JOB:
Tell how many lines in the data below hold the string "color"; give nothing but the number.

PROVIDED RECORDS:

-- begin --

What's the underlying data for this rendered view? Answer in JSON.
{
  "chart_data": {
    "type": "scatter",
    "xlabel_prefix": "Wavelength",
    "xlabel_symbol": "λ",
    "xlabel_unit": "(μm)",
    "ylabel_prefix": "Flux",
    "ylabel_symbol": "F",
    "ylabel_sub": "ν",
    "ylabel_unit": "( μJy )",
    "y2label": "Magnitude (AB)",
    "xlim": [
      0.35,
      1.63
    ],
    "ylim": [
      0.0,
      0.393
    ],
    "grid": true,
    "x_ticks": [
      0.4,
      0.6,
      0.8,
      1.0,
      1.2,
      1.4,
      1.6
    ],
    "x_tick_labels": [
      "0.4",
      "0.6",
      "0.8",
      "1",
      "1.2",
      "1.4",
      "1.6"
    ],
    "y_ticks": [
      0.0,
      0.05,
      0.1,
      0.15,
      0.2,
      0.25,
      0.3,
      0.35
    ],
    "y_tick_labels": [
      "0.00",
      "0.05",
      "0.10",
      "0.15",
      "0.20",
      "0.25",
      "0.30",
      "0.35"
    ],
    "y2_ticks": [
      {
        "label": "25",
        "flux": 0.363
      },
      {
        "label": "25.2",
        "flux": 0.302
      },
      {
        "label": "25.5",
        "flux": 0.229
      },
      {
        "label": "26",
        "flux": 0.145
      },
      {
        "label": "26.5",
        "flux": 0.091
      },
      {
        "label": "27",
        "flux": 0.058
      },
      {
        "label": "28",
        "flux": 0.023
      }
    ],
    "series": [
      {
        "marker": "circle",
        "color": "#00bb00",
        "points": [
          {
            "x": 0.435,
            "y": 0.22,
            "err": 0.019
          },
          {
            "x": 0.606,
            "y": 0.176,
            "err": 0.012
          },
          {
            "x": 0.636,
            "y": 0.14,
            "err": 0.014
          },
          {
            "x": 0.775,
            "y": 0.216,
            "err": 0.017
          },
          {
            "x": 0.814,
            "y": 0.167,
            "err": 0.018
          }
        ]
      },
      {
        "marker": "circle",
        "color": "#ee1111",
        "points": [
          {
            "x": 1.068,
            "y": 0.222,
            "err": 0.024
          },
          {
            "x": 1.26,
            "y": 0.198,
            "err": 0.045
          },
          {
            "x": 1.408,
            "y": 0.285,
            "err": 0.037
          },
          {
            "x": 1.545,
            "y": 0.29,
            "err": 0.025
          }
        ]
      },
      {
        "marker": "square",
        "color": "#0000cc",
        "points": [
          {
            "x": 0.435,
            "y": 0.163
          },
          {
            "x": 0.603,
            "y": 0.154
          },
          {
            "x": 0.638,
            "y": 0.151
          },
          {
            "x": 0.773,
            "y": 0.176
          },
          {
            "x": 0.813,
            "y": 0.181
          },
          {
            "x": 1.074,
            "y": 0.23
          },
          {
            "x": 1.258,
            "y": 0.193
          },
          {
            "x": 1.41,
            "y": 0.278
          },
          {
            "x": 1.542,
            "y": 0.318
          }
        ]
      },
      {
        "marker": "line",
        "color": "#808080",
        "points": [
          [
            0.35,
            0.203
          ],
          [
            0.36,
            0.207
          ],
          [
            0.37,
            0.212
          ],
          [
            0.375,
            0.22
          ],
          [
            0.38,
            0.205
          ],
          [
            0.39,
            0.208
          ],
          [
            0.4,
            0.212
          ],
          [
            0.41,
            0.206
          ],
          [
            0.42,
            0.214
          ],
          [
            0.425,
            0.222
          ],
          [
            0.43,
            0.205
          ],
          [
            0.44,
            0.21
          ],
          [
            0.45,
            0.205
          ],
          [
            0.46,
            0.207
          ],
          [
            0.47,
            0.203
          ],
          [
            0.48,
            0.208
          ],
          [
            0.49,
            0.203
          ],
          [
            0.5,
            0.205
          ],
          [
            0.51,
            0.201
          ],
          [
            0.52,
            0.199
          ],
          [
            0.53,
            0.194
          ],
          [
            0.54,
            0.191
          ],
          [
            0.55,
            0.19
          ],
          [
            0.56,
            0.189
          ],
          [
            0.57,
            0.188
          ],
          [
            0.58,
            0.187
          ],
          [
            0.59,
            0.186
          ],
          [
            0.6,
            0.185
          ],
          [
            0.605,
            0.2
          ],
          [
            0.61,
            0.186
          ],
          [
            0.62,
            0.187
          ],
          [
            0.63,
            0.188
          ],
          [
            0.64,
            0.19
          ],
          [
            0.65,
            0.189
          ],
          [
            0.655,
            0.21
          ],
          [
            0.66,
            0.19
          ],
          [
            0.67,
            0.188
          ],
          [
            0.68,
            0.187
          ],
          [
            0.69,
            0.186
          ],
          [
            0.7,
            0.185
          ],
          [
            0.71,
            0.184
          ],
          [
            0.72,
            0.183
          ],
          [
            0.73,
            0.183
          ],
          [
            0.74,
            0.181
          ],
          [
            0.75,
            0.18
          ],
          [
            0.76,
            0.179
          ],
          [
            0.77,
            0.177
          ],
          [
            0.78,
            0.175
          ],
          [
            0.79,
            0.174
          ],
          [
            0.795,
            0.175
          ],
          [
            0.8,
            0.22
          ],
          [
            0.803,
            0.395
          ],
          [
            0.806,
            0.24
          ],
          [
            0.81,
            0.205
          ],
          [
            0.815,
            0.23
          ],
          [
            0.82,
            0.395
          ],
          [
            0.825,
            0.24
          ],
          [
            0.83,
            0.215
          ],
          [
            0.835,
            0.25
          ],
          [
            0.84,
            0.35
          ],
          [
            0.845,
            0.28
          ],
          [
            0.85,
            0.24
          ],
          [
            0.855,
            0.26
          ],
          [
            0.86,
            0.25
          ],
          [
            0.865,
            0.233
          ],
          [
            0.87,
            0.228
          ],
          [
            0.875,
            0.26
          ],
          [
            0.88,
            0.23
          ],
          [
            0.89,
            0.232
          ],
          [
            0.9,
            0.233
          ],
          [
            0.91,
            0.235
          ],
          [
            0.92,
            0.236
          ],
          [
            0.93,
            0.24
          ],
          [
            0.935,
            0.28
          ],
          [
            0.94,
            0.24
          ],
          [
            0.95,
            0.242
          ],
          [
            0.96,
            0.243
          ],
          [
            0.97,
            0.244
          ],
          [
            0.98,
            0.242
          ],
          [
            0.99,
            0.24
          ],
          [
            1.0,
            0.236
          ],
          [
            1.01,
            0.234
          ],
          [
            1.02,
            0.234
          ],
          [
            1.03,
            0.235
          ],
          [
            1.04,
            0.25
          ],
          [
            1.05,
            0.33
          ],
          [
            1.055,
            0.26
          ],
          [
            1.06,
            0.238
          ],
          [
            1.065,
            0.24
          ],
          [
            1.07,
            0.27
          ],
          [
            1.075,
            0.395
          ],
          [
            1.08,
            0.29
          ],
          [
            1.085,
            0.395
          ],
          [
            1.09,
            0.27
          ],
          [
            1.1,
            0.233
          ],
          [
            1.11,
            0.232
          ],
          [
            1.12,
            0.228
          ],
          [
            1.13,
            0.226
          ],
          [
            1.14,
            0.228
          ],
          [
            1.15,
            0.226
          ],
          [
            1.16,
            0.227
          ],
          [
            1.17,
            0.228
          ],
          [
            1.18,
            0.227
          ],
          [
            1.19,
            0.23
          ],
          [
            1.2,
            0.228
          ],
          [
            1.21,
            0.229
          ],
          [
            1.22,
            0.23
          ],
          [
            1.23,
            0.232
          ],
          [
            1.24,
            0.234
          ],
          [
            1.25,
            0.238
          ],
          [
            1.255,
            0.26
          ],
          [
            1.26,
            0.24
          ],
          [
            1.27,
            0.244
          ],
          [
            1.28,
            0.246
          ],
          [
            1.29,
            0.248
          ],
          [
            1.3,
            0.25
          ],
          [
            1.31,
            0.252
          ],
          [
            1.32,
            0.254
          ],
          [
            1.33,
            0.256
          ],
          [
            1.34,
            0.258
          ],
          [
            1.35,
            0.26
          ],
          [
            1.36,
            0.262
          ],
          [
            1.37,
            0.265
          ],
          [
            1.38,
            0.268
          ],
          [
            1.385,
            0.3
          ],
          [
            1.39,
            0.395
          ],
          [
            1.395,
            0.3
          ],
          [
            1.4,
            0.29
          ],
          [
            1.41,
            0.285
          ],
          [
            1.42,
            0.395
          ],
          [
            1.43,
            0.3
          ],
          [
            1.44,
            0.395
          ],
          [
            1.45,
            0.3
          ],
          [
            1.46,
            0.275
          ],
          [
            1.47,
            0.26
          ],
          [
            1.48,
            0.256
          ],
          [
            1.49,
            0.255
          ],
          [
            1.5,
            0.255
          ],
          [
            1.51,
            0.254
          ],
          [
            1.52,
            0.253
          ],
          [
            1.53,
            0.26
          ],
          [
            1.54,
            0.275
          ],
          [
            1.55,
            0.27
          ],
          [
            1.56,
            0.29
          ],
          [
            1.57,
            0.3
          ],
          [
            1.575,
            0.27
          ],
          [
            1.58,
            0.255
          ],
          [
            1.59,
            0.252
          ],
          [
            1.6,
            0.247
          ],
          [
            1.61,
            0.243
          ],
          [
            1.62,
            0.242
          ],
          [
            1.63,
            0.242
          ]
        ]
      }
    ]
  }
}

-- end --

RESULT OF THE EXERCISE:
4